# START OF STORED RECORDS
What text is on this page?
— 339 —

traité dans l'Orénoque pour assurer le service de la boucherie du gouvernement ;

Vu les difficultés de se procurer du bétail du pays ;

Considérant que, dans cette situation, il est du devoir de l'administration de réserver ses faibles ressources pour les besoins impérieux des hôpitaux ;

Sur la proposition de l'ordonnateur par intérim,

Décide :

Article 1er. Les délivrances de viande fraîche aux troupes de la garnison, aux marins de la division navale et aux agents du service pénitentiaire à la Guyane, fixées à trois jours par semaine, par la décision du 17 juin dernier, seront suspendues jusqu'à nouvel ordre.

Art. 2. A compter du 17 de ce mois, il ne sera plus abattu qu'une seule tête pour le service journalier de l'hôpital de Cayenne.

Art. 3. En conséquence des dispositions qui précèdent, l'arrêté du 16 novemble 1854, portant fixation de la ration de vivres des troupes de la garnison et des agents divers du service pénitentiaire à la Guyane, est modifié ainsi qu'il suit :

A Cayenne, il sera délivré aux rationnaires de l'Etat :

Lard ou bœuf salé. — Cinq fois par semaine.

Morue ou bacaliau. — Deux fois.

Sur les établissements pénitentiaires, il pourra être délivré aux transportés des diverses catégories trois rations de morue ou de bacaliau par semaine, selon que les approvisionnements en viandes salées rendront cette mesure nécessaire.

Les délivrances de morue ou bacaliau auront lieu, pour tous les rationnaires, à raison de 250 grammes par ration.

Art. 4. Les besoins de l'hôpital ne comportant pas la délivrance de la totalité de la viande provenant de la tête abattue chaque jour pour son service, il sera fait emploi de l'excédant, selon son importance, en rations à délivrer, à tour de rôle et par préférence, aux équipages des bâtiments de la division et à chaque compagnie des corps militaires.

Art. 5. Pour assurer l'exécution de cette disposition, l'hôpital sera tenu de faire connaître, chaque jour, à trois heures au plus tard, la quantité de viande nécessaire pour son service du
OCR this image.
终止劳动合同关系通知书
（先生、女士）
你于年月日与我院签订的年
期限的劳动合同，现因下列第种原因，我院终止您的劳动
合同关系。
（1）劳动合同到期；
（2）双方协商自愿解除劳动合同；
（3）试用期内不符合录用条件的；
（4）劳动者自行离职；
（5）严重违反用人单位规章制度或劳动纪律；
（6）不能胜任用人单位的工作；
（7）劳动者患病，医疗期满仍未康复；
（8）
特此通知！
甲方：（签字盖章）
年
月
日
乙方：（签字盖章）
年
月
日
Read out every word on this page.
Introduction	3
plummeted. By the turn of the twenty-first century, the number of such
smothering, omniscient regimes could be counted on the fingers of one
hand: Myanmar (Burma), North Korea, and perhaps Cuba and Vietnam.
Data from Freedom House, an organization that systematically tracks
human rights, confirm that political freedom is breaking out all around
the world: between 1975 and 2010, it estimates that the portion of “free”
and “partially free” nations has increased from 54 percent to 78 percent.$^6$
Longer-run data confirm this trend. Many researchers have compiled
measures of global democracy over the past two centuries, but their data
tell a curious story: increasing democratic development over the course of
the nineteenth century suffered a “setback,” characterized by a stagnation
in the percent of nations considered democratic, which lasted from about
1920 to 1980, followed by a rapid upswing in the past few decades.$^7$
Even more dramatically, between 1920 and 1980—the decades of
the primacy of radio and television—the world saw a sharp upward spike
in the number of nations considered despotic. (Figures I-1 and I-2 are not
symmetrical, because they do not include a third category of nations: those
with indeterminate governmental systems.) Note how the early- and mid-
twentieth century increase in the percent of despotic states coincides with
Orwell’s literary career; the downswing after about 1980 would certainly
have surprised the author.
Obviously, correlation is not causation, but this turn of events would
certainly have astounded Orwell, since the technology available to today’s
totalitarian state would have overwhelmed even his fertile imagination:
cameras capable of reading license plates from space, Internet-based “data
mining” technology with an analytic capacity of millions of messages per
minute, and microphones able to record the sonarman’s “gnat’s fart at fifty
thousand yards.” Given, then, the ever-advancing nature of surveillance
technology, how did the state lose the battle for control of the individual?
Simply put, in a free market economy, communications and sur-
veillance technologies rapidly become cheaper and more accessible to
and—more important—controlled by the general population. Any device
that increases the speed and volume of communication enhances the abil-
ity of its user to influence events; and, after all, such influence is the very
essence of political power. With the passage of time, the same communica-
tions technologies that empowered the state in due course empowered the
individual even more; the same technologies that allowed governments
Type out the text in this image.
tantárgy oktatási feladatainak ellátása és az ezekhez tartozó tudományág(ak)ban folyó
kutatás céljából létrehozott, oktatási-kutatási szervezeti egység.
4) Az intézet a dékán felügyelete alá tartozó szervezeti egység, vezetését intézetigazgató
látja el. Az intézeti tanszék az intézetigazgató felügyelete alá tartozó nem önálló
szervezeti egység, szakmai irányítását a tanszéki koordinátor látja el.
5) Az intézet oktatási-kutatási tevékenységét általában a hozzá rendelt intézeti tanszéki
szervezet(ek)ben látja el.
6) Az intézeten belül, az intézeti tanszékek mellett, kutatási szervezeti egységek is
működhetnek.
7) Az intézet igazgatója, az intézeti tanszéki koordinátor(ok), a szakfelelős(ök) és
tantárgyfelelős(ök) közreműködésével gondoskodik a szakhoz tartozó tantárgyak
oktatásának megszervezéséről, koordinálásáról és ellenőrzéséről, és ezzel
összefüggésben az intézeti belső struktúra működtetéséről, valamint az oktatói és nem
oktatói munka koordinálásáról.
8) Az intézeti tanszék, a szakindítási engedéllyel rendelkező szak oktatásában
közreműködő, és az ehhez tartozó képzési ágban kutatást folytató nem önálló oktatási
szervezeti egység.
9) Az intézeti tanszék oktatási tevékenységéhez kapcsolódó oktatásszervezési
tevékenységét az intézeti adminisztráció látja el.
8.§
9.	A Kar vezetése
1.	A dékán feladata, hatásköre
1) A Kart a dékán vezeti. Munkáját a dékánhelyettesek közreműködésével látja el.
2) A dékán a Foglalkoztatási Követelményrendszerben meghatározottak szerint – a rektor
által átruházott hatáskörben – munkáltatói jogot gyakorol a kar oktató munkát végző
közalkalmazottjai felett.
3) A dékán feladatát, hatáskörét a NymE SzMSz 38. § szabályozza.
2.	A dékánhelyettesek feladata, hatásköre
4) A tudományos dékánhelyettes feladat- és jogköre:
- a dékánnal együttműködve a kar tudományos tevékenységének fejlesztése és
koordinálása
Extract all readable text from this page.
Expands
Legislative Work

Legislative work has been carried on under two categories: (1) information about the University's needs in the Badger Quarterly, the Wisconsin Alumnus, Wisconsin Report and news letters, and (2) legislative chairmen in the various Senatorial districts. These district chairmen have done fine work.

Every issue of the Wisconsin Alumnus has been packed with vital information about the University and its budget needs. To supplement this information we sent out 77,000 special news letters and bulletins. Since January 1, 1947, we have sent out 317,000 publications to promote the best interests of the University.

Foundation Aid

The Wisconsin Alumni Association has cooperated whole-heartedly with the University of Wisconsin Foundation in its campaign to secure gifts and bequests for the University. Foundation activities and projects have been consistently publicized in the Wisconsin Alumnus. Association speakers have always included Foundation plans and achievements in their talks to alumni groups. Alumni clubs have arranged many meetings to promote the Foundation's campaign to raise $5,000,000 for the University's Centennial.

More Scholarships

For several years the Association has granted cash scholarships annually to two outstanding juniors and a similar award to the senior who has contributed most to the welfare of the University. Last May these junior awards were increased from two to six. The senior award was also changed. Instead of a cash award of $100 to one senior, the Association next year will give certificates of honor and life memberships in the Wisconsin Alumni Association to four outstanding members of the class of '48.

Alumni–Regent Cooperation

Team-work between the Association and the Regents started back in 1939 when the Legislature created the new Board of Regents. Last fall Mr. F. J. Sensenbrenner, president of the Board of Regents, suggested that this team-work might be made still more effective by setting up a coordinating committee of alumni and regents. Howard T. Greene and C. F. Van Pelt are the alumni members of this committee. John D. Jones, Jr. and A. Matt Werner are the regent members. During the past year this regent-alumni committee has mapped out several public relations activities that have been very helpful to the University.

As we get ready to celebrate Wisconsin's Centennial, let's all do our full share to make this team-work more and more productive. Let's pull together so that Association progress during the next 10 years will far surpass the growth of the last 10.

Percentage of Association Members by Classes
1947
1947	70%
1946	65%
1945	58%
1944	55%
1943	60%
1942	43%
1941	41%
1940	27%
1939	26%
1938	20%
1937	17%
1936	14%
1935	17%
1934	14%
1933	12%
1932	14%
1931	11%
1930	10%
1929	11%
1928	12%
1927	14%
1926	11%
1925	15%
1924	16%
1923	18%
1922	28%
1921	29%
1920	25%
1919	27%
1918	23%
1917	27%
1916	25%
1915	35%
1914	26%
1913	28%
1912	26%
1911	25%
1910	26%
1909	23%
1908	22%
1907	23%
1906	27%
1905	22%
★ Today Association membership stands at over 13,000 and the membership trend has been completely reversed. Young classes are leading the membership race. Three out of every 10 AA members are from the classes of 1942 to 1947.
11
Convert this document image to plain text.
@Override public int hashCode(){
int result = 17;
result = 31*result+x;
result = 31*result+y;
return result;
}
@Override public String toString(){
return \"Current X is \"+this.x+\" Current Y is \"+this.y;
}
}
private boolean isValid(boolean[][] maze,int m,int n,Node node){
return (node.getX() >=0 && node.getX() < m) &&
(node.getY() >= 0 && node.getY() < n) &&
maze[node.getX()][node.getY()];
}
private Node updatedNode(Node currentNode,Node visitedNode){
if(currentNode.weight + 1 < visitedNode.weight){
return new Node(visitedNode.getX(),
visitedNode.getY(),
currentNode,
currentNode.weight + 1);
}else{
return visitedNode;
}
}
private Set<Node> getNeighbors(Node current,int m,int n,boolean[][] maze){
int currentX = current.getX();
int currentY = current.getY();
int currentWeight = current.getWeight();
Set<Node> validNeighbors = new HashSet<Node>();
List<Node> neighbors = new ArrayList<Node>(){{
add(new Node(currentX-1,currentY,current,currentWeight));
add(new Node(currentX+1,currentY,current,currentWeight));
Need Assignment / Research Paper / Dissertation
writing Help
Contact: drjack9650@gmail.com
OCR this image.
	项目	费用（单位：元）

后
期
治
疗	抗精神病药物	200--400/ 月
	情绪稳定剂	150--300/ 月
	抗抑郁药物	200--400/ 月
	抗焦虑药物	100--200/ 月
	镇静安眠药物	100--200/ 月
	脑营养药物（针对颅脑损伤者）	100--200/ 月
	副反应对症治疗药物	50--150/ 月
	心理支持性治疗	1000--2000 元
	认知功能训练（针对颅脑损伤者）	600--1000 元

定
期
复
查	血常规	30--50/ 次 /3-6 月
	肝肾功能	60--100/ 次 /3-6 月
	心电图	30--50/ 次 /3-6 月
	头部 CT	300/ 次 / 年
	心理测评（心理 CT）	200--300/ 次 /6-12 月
# END OF STORED RECORDS
DIRECTION: From the entries above, copy every line containing the word "same".

SOLVED EXERCISE:
essence of political power. With the passage of time, the same communica-
individual even more; the same technologies that allowed governments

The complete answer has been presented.